* Page extract:

• • • • • • •

In a third aspect, a method for transmitting video streams for a media program from a transcoding device to a media device is disclosed. The method includes receiving, by the transcoding device, video data; generating, by the transcoding device, a plurality of profiles from the video data, each profile representing a video stream; providing metadata indicative of video quality to each of the plurality of profiles; transmitting the plurality of profiles from the transcoding device to the media device; and selecting, by the media device, one or more profiles based on the metadata. In an embodiment of the third aspect, the media device includes a device selected from the group consisting of: a transcoder, a packager, a server, a caching server, and a home gateway. In an embodiment of the third aspect, the video quality is provided in the form of a video quality score. In an embodiment of the third aspect, the video quality score is an absolute value that serves as a proxy for a minimum threshold.
In a fourth aspect, a transcoding device for transmitting a set of video streams to a media device is disclosed. The transcoding device includes a set of processors; and a computer-readable storage medium comprising instructions for controlling the set of processors to be configured for: receiving video data; generating a plurality of profiles from the video data, each profile representing a video stream; performing analysis on the generated plurality of profiles to identify similar profiles; reducing the number of profiles to provide a distinct set of profiles; and transmitting the distinct set of profiles from the transcoding device to the media device.

• • • • • • •

* Tasks to perform:
A: In the video transcoding passage, which devices can the media device be selected from?
B: Rewrite the video transcoding passage from "In a fourth" to "the media device.", swapping "profiles" for "renditions".
C: Carry the video transcoding passage forward from its final sentence.

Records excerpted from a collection
• • • • • • •

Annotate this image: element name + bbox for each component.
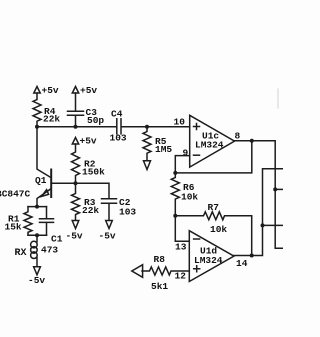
- svg-text:C1: C1: [51, 234, 63, 245]
- svg-text:Q1: Q1: [35, 175, 47, 186]
- svg-text:-5v: -5v: [99, 231, 116, 242]
- svg-text:1M5: 1M5: [155, 144, 172, 155]
- svg-text:LM324: LM324: [194, 255, 223, 266]
- svg-text:+5v: +5v: [80, 85, 97, 96]
- svg-text:R8: R8: [154, 254, 166, 265]
- svg-text:10k: 10k: [210, 224, 227, 235]
- svg-text:13: 13: [175, 242, 187, 253]
- svg-text:14: 14: [236, 258, 248, 269]
- svg-text:5k1: 5k1: [151, 281, 168, 292]
- svg-text:+5v: +5v: [80, 136, 97, 147]
- svg-text:BC847C: BC847C: [0, 189, 31, 200]
- svg-text:22k: 22k: [43, 114, 60, 125]
- svg-text:103: 103: [110, 133, 127, 144]
- svg-text:10: 10: [174, 117, 186, 128]
- svg-text:103: 103: [119, 207, 136, 218]
- svg-text:473: 473: [41, 245, 58, 256]
- svg-text:LM324: LM324: [195, 140, 224, 151]
- svg-text:50p: 50p: [87, 115, 104, 126]
- svg-text:12: 12: [175, 271, 187, 282]
- svg-text:C4: C4: [111, 109, 123, 120]
- svg-text:10k: 10k: [181, 192, 198, 203]
- svg-text:RX: RX: [15, 248, 27, 259]
- svg-text:8: 8: [235, 131, 241, 142]
- svg-text:22k: 22k: [82, 205, 99, 216]
- svg-text:-5v: -5v: [28, 275, 45, 286]
- svg-text:+5v: +5v: [42, 85, 59, 96]
- svg-text:R7: R7: [208, 202, 220, 213]
- svg-text:15k: 15k: [5, 222, 22, 233]
- svg-text:9: 9: [183, 148, 189, 159]
- svg-text:150k: 150k: [82, 167, 105, 178]
- svg-text:-5v: -5v: [66, 231, 83, 242]
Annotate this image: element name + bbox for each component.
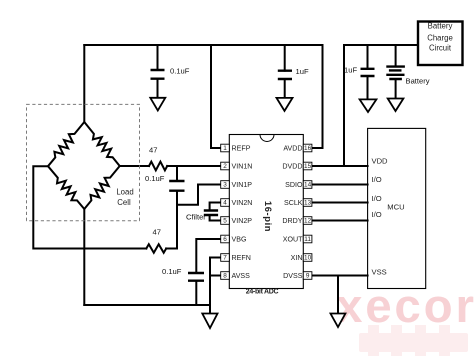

• • • • • • •

* Answer set:
A: A transcoder, a packager, a server, a caching server, and a home gateway.

B:
In a fourth aspect, a transcoding device for transmitting a set of video streams to a media device is disclosed. The transcoding device includes a set of processors; and a computer-readable storage medium comprising instructions for controlling the set of processors to be configured for: receiving video data; generating a plurality of renditions from the video data, each profile representing a video stream; performing analysis on the generated plurality of renditions to identify similar renditions; reducing the number of renditions to provide a distinct set of renditions; and transmitting the distinct set of renditions from the transcoding device to the media device.

C:
In a fifth aspect, a transcoding device for transmitting a set of video streams to a media device is disclosed. The transcoding device includes a set of processors; and a computer-readable storage medium comprising instructions for controlling the set of processors to be configured for: receiving video data; performing analysis on the video data based in part on the spatial and/or temporal complexity in the video data to determine profile requirements; generating a plurality of profiles from the video data, each profile representing a video stream, wherein the generated profiles meet or exceed the determined profile requirements; and transmitting the plurality of profiles from the transcoding device to the media device.
In a sixth aspect, a transcoding device for transmitting a set of video streams to a media device is disclosed. The transcoding device includes a set of processors; and a computer-readable storage medium comprising instructions for controlling the set of processors to be configured for: receiving video data; generating a plurality of profiles from the video data, each profile representing a video stream; providing metadata indicative of video quality to each of the plurality of profiles; and transmitting the plurality of profiles from the transcoding device to the media device. In an embodiment of the sixth aspect, the media device is configured to select one or more profiles based on the metadata. In an embodiment of the sixth aspect, the media device is configured to receive said selected profiles from the transcoder device.

BRIEF DESCRIPTION OF THE SEVERAL VIEWS OF THE DRAWINGS

While the appended claims set forth the features of the present techniques with particularity, these techniques, together with their objects and advantages, may be best understood from the following detailed description taken in conjunction with the accompanying drawings of which:

FIG. 1 is a simplified schematic of some of the devices of FIG. 2;

FIG. 2 is an overview of a representative environment in which the present techniques may be practiced;

FIG. 3 is an example profile list;

FIG. 4 is an example graph showing the variation in video quality for a single profile provided in FIG. 3;

FIG. 5 is an example graph showing the variation in video quality for some of the profiles having the same content provided in FIG. 3;

FIG. 6 is a flowchart of a representative method for reducing the number of profiles in a profile list;

FIG. 7 is a flowchart of a representative method for reducing the number of profiles in a profile list; and

FIG. 8 is a flowchart of a representative method for providing smart profiles in a profile list.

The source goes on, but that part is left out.